STATED TASK: From the entries below, work out the number of lines that hold the word "used", and give that number alone.

··········

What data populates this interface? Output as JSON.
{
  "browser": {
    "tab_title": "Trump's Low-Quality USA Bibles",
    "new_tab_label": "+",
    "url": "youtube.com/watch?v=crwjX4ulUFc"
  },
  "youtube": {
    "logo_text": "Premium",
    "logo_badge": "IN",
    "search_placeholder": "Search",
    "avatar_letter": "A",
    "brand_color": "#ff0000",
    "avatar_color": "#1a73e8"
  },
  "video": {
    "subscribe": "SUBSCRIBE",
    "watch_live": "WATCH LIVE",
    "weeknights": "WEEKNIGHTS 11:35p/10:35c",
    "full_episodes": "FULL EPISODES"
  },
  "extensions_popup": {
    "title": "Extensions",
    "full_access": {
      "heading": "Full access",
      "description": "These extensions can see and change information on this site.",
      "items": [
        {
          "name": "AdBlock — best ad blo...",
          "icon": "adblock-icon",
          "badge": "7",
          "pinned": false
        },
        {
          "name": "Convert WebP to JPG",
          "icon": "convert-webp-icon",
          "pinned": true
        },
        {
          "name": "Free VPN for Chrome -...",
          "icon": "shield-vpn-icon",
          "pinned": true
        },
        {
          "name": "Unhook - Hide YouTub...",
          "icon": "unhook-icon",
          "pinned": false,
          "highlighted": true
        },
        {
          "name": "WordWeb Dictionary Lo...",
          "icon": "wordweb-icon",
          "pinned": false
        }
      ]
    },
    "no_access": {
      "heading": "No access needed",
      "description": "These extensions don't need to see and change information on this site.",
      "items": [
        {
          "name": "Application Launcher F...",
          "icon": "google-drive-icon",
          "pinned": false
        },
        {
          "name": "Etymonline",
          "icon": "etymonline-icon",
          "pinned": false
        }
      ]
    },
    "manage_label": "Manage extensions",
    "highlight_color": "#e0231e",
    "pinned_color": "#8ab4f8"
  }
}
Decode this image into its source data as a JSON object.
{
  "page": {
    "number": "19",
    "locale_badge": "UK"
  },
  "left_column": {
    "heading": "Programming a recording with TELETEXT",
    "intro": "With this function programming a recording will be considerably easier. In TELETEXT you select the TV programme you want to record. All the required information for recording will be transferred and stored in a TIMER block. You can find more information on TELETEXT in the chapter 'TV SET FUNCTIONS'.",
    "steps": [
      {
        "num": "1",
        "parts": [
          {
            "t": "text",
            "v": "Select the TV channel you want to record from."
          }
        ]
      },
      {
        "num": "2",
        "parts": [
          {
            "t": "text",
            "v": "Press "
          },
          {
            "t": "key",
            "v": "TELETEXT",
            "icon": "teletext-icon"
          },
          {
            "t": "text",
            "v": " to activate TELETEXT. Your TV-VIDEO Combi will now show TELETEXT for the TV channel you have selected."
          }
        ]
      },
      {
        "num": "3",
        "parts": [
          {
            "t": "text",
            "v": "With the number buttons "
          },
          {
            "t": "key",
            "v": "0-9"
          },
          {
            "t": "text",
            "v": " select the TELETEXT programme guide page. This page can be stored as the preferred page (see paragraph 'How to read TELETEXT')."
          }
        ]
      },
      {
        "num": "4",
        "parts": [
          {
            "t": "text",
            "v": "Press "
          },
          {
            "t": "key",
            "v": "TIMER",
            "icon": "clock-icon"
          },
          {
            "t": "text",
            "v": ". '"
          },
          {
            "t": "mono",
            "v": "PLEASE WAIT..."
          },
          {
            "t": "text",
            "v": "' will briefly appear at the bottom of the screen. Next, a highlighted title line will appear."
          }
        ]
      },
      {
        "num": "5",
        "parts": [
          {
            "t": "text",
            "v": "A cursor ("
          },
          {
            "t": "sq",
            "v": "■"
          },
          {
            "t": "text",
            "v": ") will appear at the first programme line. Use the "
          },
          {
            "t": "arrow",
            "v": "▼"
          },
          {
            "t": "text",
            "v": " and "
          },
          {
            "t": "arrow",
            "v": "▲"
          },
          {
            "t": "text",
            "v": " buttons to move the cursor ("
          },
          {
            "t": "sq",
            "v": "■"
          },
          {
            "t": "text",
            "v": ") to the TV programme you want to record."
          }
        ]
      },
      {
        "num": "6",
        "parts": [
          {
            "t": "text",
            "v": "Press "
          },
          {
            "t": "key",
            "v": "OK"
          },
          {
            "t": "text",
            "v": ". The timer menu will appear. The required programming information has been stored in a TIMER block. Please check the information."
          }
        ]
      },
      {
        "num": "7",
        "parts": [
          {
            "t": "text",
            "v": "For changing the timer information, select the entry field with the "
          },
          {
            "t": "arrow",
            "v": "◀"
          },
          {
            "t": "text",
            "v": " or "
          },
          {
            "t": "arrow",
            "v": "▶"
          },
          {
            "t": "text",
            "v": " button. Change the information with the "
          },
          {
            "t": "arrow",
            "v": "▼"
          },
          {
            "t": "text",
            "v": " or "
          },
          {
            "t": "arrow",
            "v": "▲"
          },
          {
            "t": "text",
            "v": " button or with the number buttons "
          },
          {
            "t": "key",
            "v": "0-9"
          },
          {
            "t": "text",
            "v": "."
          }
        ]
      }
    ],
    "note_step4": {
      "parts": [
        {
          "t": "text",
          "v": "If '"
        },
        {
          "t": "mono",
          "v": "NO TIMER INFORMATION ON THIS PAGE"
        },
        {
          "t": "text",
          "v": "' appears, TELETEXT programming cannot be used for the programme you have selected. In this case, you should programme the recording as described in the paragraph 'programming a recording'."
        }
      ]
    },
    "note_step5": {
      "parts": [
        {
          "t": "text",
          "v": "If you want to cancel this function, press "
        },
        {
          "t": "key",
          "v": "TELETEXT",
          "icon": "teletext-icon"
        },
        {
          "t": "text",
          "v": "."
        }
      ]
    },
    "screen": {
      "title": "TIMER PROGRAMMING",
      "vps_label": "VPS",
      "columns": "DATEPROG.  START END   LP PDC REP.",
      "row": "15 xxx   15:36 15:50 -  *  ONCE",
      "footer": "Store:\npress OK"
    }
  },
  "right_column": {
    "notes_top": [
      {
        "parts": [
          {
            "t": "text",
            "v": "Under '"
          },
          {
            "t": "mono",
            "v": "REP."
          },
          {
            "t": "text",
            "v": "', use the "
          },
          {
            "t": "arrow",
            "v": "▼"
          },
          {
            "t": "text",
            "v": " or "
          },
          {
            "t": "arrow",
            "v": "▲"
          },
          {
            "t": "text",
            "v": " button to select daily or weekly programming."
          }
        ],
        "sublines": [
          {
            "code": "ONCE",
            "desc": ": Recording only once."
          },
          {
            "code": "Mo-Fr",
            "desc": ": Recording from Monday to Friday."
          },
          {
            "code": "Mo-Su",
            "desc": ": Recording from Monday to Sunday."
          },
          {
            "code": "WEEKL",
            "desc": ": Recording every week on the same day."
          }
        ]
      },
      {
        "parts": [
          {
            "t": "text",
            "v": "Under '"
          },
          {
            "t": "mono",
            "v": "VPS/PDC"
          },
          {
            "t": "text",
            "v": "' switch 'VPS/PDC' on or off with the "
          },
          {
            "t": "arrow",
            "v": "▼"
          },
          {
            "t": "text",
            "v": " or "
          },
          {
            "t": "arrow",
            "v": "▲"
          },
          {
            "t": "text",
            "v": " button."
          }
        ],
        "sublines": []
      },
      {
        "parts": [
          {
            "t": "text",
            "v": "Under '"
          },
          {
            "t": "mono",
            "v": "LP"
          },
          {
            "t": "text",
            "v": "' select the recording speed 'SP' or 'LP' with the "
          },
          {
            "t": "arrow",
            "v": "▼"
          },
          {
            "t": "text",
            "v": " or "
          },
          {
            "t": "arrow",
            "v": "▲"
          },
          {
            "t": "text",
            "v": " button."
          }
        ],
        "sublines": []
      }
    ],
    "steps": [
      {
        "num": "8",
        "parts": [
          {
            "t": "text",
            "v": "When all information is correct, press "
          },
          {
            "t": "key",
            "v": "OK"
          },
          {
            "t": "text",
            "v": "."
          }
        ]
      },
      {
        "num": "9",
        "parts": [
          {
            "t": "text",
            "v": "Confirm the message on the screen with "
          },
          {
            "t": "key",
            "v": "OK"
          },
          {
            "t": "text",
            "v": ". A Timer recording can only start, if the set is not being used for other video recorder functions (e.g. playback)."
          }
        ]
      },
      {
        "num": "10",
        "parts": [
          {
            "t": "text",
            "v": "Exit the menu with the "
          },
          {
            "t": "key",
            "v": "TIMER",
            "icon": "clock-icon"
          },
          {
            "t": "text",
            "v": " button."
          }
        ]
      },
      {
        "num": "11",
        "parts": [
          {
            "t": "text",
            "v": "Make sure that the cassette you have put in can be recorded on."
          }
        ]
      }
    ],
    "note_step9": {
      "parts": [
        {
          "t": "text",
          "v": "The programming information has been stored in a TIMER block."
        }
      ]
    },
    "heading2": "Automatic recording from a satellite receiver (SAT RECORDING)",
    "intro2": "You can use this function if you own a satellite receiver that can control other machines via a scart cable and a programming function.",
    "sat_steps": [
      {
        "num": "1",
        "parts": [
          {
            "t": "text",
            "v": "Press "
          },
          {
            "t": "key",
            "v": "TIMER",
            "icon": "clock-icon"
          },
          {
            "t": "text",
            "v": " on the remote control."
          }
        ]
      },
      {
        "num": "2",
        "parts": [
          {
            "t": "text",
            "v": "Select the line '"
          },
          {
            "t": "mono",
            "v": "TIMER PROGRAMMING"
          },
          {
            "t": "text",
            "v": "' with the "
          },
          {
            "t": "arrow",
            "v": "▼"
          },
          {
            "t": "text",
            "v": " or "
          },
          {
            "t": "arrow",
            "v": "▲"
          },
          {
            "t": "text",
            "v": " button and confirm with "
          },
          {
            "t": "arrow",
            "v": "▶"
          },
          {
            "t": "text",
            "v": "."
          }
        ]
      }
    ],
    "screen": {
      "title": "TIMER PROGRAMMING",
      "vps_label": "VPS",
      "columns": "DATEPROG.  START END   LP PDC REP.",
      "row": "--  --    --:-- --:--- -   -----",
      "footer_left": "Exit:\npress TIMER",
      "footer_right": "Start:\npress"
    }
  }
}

··········

SOLUTION FOR THIS EXERCISE: 2